Stated exercise
Provide nothing but the number of lines containing the string "рубежом".

Records

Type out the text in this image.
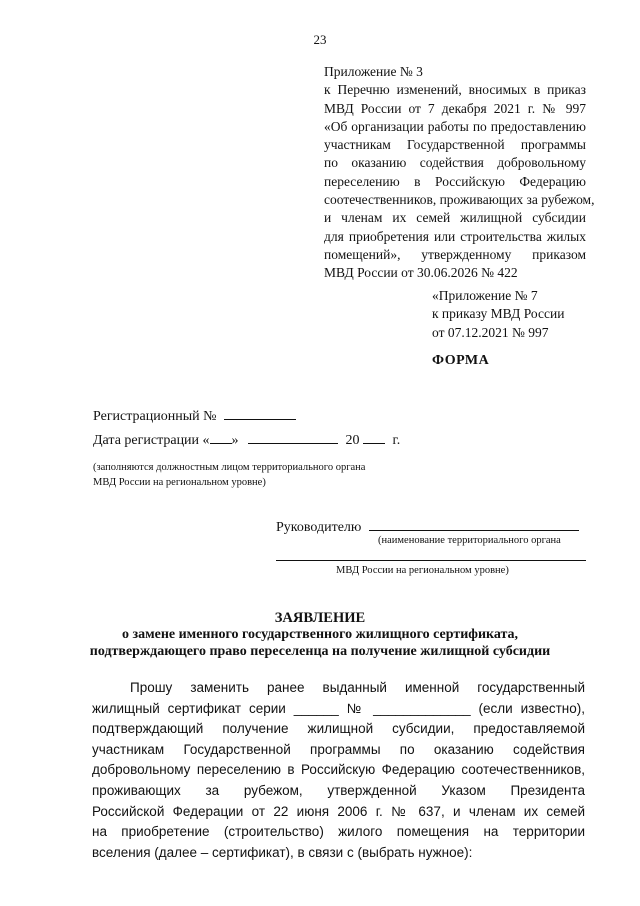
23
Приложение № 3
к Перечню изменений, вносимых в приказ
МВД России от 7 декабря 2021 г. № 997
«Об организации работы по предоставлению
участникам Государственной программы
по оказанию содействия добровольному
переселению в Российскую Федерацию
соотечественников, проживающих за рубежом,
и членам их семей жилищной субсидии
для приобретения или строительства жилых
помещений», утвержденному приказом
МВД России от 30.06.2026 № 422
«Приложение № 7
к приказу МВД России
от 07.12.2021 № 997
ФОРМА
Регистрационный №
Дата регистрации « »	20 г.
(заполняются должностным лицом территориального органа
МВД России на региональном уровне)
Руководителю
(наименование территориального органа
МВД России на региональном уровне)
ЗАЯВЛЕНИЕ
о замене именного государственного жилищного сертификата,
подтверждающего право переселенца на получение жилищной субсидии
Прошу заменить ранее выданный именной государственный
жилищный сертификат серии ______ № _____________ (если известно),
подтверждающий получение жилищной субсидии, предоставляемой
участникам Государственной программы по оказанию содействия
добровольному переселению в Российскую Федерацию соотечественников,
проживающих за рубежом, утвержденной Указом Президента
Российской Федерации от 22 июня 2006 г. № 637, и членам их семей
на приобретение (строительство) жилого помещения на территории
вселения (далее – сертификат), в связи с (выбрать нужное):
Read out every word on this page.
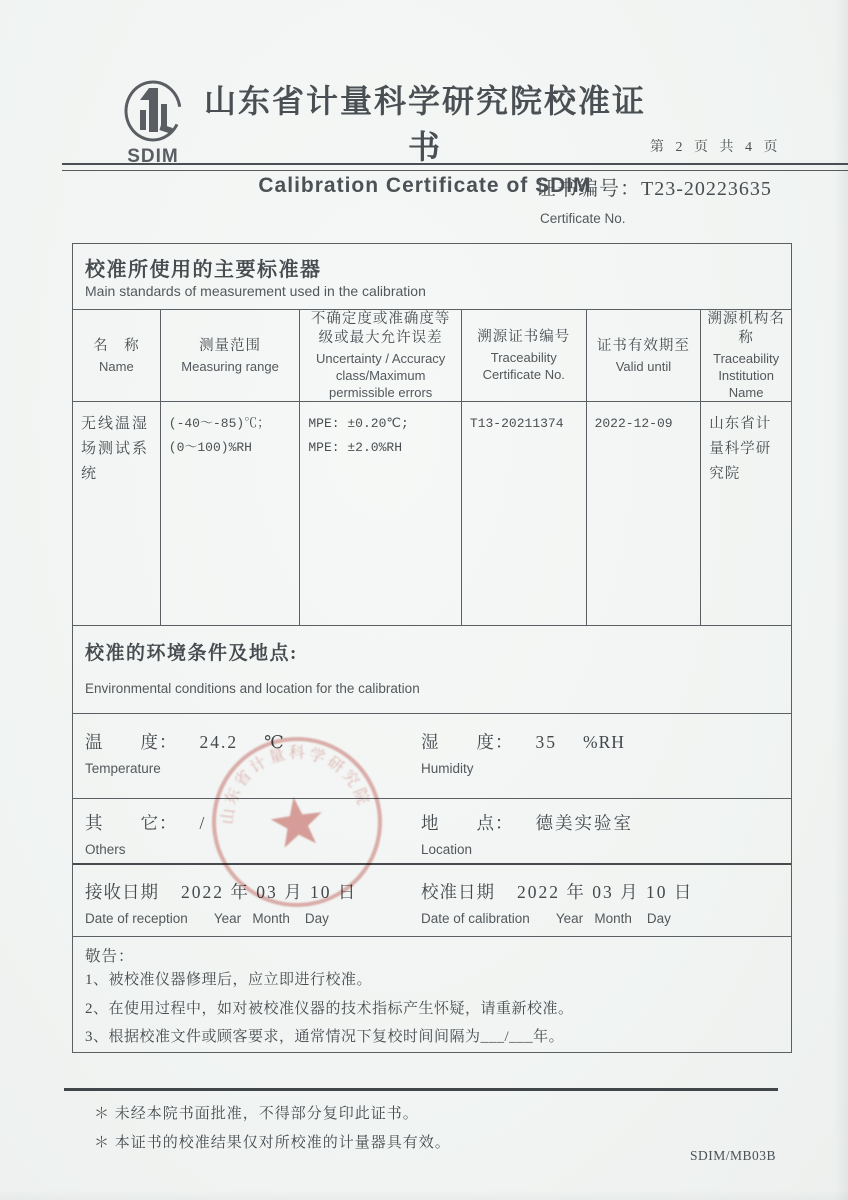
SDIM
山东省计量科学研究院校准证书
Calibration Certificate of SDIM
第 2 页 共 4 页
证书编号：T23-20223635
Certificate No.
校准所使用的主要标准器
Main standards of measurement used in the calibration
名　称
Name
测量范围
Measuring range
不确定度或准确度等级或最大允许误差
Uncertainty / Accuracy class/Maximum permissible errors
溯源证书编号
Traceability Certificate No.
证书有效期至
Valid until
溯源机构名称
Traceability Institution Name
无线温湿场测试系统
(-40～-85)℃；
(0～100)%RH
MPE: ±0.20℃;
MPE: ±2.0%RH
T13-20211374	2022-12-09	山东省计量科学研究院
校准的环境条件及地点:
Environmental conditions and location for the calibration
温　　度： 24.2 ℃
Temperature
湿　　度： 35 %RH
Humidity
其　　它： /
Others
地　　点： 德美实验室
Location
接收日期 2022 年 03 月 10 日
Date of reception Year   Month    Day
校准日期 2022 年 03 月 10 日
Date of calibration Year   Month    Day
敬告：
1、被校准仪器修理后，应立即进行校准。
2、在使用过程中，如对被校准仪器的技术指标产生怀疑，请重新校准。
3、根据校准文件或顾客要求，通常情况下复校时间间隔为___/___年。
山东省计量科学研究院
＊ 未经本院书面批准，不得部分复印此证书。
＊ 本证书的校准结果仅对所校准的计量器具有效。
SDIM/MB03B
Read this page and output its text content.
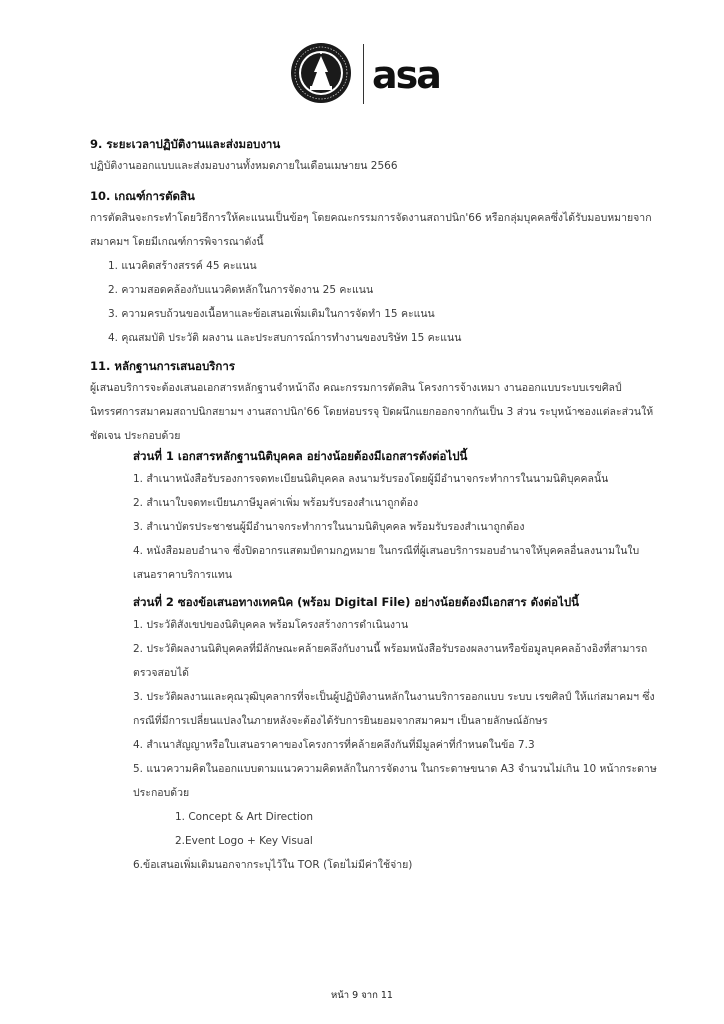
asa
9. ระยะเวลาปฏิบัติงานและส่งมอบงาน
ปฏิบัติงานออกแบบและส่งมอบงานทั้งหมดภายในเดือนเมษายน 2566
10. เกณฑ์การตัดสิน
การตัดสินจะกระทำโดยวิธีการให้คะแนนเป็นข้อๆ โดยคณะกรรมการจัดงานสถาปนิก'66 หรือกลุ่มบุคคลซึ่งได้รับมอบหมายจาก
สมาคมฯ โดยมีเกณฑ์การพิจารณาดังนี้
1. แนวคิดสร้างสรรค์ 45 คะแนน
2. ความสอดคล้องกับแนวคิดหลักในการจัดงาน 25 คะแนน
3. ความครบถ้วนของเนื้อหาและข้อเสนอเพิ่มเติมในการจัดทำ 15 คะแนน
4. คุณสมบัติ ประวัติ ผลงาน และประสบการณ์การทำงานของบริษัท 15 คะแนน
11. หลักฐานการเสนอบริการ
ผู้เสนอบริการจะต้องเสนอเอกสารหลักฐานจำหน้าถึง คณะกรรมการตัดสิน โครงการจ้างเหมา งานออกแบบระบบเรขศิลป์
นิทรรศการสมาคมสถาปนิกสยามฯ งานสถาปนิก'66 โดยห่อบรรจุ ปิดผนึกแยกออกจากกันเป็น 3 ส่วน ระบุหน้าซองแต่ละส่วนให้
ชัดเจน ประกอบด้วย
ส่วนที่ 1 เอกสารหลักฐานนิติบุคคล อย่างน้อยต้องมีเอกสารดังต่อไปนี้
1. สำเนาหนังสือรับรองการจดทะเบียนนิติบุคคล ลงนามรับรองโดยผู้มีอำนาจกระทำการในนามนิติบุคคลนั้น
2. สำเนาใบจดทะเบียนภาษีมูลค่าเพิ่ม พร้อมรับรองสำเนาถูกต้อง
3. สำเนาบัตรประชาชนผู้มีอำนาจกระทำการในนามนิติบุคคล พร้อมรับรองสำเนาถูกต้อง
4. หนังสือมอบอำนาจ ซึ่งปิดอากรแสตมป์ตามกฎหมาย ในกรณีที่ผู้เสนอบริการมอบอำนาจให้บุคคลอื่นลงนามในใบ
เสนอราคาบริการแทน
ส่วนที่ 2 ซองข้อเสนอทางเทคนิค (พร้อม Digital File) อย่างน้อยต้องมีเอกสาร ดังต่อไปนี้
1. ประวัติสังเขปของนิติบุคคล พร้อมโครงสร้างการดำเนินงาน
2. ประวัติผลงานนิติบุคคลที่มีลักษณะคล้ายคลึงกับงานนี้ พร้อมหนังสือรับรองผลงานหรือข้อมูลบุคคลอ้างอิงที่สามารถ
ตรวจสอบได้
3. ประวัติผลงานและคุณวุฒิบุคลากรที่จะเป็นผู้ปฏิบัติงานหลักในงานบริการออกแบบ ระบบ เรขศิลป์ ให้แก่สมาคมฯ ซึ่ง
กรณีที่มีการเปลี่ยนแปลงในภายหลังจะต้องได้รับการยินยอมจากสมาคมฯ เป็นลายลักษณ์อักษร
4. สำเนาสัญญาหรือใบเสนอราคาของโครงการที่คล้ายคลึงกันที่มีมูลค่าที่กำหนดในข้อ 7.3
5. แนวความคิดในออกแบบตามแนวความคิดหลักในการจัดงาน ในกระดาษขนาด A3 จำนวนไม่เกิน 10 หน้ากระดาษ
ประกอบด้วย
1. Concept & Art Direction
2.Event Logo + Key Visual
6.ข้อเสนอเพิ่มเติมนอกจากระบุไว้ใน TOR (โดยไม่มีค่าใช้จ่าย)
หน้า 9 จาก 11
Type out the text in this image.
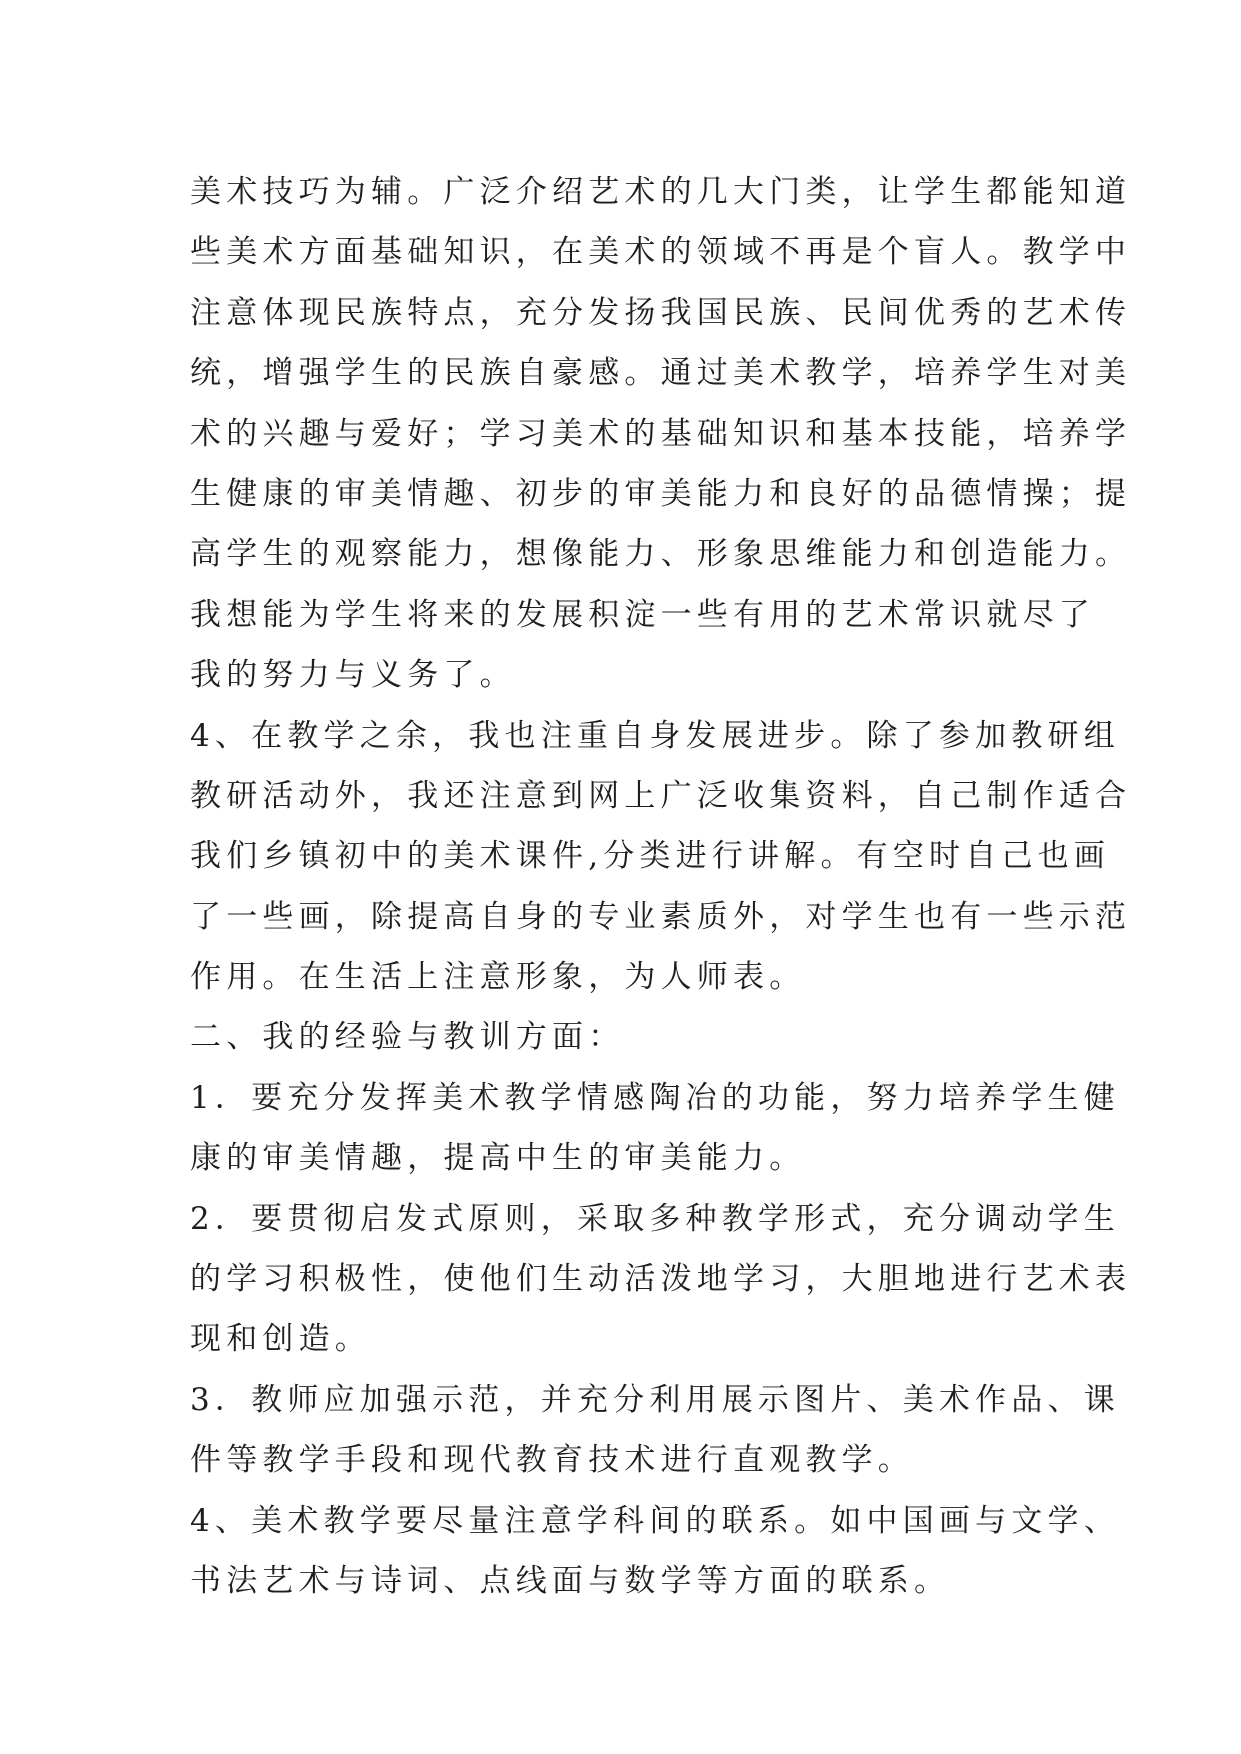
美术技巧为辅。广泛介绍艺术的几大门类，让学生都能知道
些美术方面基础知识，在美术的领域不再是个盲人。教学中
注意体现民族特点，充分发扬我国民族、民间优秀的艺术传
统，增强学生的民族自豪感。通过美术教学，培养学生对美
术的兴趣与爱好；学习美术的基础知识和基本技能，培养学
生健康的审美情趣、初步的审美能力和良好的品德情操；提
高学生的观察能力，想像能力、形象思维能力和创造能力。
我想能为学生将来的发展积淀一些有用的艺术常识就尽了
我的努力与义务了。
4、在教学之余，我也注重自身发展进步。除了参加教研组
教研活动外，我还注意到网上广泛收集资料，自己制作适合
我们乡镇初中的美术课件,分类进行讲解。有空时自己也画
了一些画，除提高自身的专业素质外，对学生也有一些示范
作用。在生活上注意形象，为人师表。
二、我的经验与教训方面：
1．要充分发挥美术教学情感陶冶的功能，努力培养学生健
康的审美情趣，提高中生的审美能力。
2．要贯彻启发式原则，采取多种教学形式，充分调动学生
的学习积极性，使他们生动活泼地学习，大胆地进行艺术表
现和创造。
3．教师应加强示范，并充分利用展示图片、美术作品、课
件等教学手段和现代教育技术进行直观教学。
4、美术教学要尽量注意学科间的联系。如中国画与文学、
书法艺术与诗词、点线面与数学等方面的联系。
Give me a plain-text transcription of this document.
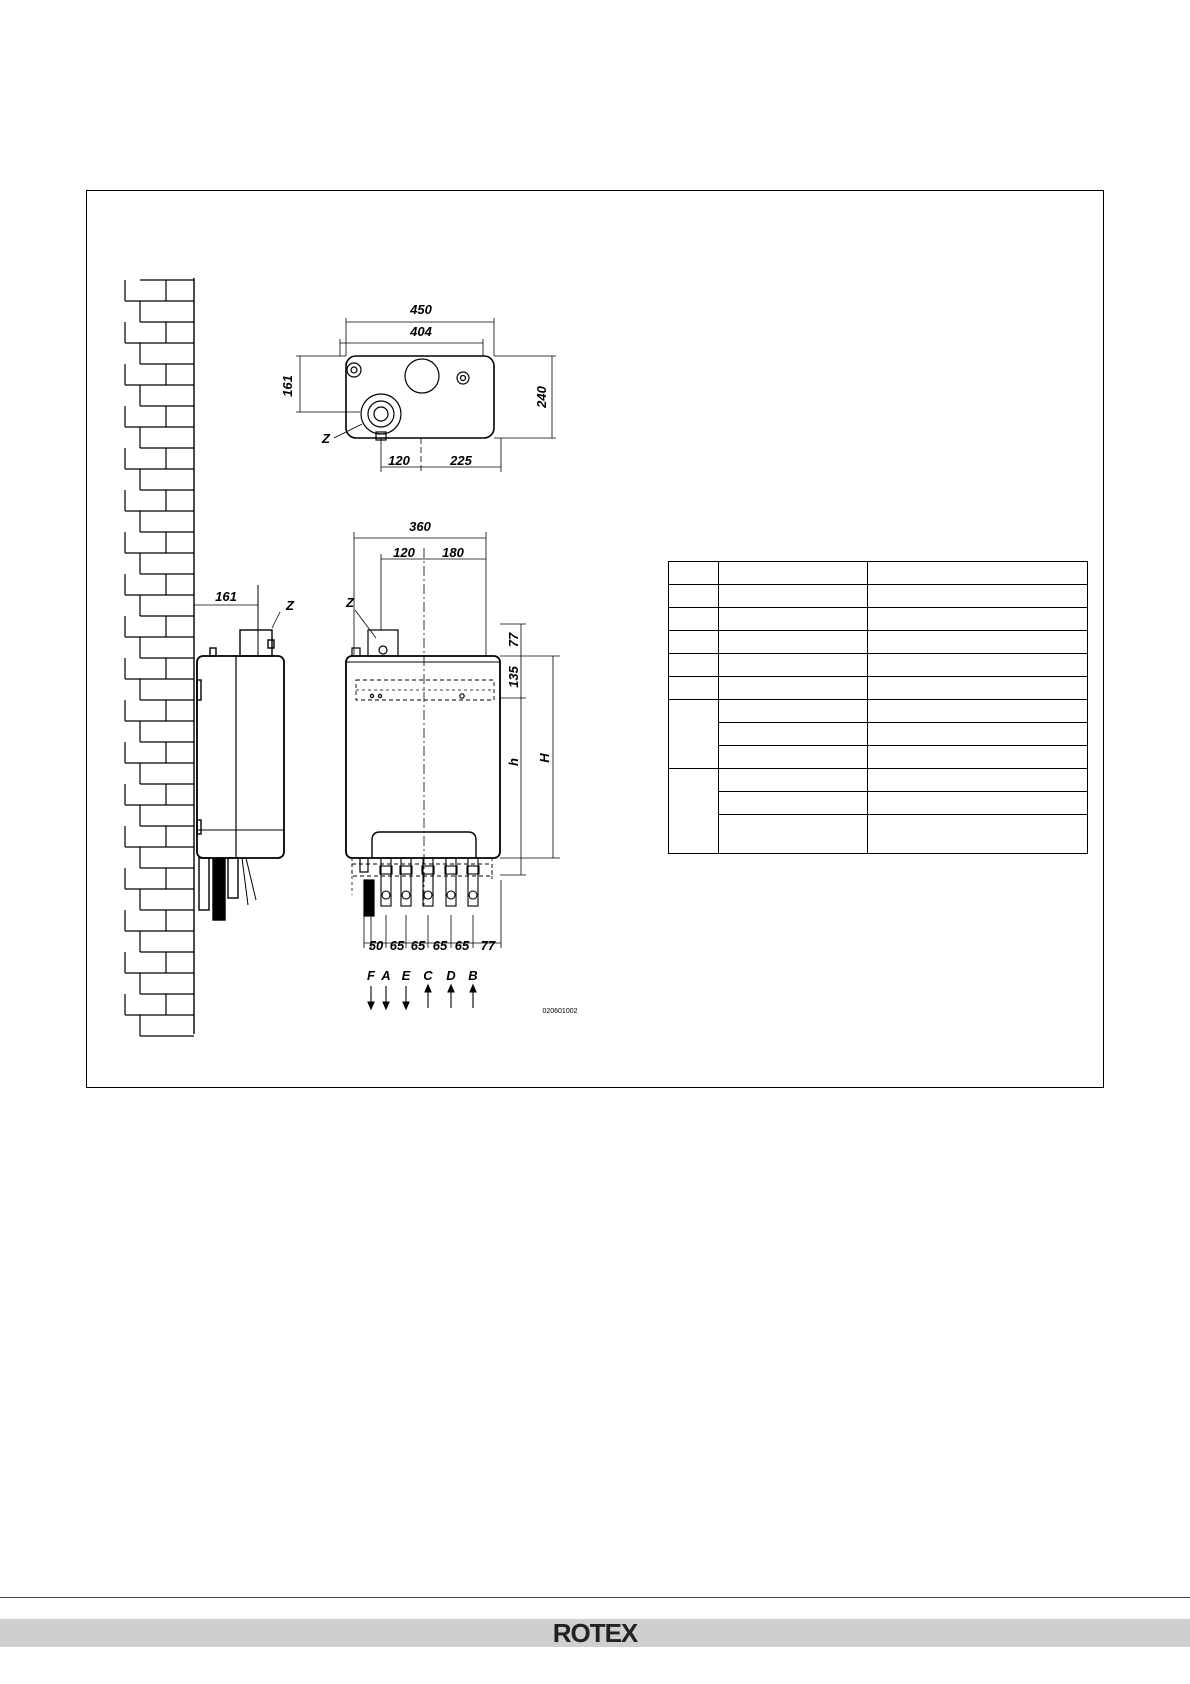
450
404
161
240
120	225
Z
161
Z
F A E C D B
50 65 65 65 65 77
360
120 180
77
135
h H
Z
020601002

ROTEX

Solved exercise
2